* _Aim of the task_
From the entries below, copy every line holding the word "special".

* _Records to process_
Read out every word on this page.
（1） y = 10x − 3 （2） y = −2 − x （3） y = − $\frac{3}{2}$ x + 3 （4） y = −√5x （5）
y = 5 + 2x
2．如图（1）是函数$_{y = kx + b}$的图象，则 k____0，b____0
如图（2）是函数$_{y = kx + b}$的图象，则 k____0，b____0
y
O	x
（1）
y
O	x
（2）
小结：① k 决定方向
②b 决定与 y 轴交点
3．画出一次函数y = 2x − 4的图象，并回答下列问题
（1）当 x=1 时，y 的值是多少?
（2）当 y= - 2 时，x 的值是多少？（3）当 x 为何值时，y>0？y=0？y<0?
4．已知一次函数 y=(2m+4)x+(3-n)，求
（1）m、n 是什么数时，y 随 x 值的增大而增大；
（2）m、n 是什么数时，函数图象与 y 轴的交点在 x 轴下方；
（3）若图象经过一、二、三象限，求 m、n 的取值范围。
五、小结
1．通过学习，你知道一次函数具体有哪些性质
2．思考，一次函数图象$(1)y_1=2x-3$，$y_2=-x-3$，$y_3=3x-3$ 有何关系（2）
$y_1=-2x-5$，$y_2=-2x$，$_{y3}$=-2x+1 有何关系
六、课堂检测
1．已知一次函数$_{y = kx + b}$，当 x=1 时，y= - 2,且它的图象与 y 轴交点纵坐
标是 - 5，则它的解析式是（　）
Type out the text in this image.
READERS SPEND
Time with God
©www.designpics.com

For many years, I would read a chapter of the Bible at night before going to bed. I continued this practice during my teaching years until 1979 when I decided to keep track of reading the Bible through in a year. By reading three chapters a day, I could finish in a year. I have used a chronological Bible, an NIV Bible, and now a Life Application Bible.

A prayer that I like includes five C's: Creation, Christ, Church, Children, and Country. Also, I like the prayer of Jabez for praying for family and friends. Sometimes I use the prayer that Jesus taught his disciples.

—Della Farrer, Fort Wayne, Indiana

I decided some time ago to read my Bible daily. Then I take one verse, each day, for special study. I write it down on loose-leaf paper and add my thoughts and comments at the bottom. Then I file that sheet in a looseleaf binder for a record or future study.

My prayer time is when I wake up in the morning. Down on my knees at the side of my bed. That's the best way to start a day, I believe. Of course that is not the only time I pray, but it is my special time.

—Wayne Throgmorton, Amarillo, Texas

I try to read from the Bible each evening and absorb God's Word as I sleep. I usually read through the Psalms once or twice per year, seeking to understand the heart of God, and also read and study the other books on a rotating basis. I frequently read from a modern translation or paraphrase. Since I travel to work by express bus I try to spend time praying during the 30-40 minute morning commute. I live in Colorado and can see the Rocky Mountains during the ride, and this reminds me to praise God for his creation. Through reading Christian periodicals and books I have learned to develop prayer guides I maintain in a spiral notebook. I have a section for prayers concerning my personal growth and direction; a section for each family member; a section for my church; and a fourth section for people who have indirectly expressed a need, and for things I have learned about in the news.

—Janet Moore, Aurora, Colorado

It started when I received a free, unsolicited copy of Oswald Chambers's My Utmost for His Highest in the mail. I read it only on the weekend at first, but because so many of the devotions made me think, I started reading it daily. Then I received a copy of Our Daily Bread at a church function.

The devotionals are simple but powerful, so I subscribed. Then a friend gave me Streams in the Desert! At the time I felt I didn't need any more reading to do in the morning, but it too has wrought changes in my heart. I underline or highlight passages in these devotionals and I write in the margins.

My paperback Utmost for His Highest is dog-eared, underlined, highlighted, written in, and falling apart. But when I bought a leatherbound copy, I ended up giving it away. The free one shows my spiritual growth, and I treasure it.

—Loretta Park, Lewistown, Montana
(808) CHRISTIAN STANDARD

* _Response to this task_
I decided some time ago to read my Bible daily. Then I take one verse, each day, for special study. I write it down on loose-leaf paper and add my thoughts and comments at the bottom. Then I file that sheet in a looseleaf binder for a record or future study.
My prayer time is when I wake up in the morning. Down on my knees at the side of my bed. That's the best way to start a day, I believe. Of course that is not the only time I pray, but it is my special time.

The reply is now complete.